■ DATASET CONTENT ■
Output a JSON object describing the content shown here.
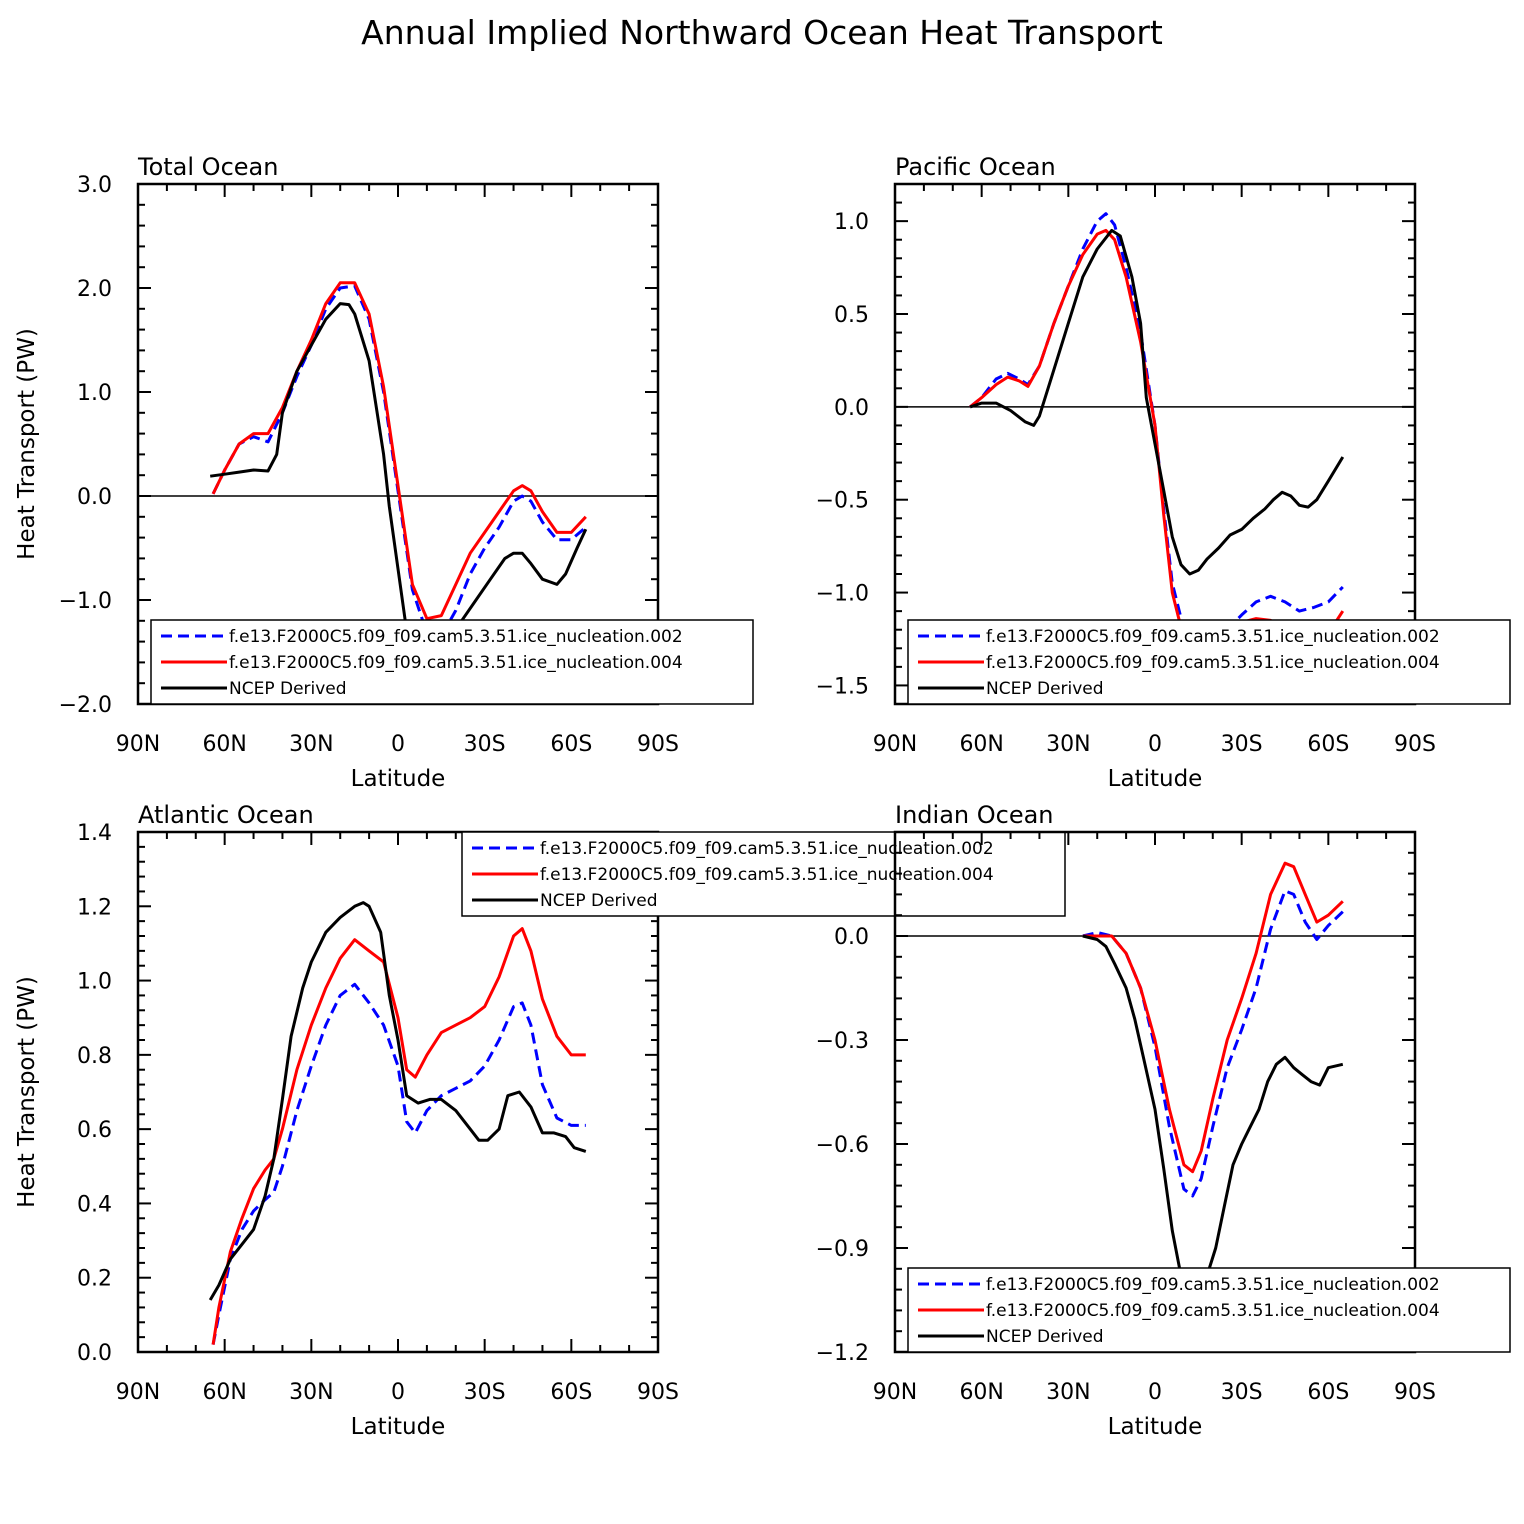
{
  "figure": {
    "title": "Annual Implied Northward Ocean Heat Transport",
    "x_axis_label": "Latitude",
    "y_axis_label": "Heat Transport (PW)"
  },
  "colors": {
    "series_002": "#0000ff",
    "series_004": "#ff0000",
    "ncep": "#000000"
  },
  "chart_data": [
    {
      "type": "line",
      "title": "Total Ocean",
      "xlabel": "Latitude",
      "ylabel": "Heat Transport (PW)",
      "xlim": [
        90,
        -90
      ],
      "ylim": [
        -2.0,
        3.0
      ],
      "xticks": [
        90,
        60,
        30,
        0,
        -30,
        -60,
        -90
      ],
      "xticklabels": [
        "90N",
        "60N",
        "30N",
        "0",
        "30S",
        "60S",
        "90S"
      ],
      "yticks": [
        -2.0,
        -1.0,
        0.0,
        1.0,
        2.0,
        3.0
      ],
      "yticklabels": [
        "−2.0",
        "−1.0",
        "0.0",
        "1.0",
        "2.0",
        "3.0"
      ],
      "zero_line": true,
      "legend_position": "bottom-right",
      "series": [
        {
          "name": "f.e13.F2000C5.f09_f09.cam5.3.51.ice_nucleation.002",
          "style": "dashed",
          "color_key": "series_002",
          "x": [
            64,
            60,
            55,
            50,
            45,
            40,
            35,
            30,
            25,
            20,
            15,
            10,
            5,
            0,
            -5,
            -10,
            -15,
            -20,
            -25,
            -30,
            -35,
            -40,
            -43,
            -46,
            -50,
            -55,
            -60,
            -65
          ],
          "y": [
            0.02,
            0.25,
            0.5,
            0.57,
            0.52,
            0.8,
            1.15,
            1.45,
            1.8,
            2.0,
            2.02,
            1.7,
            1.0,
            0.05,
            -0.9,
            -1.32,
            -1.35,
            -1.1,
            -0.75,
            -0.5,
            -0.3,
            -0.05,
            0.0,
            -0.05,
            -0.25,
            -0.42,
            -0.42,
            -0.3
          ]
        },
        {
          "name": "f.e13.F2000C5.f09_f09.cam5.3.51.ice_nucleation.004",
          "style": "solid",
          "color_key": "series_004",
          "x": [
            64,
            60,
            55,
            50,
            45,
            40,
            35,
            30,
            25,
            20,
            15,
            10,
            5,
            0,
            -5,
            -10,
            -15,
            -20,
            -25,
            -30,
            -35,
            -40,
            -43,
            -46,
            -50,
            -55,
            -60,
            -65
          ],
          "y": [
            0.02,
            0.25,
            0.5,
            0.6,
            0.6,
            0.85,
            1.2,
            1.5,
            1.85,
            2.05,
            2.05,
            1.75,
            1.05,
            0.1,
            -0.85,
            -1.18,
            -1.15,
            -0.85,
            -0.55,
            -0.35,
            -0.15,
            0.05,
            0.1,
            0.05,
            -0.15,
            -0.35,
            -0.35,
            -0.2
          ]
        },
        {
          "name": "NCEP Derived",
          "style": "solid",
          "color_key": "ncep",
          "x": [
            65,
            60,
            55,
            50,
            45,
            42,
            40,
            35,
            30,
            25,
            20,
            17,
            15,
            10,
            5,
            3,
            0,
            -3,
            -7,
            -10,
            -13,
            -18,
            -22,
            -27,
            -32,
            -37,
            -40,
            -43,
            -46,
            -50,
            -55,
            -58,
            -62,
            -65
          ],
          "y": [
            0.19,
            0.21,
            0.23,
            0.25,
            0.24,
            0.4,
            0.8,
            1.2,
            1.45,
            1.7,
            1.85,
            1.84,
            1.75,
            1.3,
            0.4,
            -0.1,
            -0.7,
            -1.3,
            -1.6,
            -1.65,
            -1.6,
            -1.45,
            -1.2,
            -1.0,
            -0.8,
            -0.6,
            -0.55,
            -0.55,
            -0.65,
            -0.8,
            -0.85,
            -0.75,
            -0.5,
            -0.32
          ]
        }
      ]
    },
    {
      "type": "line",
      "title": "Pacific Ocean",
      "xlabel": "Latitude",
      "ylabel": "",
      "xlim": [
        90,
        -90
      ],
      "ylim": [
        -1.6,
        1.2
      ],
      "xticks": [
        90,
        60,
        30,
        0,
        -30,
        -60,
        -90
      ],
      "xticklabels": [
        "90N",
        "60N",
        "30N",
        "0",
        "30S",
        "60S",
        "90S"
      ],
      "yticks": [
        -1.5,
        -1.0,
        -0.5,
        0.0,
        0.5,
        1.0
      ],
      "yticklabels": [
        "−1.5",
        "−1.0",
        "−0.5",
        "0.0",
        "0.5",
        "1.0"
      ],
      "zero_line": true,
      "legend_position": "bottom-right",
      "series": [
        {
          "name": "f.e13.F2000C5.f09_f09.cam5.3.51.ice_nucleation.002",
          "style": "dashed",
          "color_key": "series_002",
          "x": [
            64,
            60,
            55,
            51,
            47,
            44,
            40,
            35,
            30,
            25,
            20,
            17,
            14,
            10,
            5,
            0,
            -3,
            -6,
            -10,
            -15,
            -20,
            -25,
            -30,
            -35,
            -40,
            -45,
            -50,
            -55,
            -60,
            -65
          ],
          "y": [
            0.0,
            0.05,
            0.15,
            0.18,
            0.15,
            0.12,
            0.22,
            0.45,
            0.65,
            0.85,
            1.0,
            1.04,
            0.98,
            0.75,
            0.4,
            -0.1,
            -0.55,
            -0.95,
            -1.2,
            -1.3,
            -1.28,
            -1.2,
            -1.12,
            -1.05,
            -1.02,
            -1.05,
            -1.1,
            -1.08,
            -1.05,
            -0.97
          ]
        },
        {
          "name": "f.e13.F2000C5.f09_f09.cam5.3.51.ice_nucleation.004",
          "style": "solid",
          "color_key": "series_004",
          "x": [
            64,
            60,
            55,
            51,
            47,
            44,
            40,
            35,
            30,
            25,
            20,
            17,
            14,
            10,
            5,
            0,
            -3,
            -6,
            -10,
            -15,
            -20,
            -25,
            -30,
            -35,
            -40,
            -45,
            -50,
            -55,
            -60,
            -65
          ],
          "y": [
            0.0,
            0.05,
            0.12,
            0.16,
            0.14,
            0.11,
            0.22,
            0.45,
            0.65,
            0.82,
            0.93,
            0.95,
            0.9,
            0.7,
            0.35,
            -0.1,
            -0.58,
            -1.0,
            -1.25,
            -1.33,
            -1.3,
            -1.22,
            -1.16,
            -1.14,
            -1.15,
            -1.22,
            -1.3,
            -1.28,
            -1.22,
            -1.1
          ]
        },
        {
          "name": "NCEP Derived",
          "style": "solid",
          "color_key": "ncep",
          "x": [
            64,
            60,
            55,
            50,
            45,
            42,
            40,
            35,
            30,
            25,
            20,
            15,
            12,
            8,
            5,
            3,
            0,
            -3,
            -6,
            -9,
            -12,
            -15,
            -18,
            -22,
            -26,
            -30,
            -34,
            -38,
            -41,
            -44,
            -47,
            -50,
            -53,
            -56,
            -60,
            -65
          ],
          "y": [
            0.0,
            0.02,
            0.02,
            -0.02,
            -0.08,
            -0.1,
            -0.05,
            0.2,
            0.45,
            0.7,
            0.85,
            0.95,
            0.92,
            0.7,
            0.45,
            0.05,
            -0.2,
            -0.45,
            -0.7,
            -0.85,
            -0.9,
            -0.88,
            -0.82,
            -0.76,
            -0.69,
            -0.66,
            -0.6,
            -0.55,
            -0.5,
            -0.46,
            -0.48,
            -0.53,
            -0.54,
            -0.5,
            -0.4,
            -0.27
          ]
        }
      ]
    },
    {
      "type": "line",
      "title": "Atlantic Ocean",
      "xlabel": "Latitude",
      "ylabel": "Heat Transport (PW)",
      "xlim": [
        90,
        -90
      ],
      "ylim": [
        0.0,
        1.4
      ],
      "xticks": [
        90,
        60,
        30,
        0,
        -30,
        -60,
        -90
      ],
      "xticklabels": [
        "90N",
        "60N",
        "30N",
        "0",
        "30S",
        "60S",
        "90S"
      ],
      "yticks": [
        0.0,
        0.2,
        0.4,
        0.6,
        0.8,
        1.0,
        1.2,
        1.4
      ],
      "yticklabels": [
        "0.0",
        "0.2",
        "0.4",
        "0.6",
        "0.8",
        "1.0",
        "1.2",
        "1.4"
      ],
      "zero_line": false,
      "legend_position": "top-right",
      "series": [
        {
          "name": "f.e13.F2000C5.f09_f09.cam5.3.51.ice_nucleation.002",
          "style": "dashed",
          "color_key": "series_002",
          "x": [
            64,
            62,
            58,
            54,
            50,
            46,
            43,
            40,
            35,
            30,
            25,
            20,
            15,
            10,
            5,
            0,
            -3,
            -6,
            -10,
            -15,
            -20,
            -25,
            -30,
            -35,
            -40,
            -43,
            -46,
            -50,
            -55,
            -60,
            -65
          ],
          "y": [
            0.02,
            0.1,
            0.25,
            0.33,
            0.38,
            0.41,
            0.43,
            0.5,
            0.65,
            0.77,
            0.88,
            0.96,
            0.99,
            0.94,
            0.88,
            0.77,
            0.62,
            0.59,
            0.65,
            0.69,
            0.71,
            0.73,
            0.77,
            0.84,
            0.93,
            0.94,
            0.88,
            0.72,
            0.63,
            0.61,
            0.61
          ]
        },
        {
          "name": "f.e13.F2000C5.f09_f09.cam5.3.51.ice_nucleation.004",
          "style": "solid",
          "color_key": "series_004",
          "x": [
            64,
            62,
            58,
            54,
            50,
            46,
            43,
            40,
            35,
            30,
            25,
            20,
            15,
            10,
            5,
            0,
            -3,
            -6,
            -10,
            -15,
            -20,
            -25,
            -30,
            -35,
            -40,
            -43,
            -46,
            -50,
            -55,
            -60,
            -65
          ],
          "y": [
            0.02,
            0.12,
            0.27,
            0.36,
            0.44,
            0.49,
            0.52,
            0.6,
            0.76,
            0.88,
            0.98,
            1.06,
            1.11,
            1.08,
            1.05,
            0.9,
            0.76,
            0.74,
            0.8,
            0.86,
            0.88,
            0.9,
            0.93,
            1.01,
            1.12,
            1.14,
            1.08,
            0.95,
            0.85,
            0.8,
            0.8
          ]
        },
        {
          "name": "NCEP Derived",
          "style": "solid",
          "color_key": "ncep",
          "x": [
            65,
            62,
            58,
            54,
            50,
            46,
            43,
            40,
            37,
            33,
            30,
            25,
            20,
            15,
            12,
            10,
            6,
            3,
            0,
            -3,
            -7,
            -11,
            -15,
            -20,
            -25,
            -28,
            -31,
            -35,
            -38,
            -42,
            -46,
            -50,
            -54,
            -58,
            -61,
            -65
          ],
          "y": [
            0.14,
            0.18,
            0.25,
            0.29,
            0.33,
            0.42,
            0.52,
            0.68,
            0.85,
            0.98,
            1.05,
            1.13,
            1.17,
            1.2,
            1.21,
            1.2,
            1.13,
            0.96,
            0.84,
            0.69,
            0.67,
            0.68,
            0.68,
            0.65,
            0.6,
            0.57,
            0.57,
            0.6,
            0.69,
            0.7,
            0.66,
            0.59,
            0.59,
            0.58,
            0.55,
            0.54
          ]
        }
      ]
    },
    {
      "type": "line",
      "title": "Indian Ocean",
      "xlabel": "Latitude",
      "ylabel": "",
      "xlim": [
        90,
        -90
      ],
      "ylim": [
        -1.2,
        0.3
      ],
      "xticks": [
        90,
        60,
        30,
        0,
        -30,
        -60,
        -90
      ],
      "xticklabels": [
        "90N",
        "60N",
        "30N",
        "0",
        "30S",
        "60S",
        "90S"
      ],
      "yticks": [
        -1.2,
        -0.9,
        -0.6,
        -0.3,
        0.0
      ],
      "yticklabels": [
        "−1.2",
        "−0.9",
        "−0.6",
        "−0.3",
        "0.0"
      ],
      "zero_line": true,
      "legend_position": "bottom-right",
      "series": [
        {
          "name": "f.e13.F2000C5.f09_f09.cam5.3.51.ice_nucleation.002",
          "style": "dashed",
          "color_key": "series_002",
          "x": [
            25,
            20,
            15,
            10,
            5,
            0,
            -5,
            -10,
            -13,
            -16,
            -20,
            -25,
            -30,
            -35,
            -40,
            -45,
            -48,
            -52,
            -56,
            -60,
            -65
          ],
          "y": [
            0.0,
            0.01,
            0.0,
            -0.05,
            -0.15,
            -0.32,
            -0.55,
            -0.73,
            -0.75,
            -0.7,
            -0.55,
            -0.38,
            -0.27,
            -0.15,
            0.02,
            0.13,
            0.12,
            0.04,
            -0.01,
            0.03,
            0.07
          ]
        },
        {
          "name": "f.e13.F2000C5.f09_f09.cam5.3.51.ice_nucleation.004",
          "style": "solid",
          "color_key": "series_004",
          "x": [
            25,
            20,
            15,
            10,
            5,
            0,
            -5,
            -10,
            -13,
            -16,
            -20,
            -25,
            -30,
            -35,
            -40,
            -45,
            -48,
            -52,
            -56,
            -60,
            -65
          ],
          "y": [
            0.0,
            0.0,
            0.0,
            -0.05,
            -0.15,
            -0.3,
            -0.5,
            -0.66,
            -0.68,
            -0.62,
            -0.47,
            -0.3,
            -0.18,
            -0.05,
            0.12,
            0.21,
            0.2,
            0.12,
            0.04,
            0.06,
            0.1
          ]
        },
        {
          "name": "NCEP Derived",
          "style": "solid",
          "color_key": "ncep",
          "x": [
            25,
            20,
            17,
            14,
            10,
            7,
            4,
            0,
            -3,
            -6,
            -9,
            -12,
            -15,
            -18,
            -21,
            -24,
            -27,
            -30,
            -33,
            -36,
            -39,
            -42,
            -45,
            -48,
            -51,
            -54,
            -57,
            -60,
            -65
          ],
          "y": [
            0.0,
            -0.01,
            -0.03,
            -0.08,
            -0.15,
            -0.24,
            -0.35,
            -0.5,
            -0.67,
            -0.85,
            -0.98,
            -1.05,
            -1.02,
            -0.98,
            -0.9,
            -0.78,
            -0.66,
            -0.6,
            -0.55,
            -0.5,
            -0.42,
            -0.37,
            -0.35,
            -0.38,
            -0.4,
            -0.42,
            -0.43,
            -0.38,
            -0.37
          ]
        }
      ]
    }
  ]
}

* * *

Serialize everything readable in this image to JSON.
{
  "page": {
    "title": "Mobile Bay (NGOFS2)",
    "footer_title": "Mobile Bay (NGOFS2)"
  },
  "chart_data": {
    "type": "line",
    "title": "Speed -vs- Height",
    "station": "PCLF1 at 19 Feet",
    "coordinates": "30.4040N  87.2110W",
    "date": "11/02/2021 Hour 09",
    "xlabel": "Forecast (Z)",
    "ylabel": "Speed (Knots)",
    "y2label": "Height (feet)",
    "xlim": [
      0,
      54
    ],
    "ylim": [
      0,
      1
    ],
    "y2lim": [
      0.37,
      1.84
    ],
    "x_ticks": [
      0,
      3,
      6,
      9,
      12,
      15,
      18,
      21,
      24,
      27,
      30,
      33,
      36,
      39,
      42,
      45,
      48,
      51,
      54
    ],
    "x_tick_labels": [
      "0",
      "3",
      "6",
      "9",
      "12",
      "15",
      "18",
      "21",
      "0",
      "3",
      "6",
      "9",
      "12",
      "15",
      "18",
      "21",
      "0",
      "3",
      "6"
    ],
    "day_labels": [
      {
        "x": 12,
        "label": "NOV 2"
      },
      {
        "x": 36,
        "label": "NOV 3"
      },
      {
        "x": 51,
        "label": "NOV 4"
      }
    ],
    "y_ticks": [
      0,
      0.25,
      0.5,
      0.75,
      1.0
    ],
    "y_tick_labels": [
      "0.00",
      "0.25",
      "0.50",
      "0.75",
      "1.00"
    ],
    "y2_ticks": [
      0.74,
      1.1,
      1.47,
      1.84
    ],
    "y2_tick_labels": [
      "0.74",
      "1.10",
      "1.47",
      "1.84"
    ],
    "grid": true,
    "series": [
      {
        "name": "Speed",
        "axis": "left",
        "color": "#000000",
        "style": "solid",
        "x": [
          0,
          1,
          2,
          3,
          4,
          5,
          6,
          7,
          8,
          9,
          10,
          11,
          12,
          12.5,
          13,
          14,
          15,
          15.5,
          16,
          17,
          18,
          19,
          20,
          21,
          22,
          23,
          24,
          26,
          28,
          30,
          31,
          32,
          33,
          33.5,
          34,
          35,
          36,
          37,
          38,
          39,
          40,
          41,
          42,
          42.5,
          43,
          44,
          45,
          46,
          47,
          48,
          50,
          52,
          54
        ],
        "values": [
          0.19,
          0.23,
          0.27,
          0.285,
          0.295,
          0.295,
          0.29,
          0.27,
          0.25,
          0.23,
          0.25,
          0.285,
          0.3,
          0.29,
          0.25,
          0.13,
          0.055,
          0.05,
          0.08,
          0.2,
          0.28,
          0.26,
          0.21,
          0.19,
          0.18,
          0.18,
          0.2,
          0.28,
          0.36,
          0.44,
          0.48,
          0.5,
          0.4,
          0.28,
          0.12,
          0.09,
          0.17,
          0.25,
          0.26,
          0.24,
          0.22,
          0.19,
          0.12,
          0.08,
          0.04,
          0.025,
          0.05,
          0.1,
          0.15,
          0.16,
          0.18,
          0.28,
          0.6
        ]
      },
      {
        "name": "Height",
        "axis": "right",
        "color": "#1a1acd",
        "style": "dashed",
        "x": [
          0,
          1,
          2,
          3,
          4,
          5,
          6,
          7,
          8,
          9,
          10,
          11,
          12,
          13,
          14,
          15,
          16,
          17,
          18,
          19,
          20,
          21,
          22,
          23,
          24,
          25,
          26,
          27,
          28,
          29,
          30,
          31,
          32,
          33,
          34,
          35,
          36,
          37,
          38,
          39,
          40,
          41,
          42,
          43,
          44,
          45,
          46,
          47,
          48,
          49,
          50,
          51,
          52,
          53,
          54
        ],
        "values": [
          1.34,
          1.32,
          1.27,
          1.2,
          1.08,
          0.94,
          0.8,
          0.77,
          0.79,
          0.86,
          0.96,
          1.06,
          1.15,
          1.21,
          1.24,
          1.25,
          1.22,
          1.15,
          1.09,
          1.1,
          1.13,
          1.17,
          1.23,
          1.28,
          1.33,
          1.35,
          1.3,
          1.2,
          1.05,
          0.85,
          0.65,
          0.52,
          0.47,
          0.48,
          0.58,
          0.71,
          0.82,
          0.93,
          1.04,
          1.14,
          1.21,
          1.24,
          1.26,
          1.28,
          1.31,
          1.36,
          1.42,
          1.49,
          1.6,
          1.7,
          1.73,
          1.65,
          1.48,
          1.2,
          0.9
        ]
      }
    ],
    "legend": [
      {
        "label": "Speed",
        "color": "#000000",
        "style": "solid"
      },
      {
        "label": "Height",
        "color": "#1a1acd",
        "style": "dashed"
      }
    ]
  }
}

■ PROBLEM ■
Among the lines above, count those containing the word "Heat" and give nothing but the result.

■ WORKED ANSWER ■
4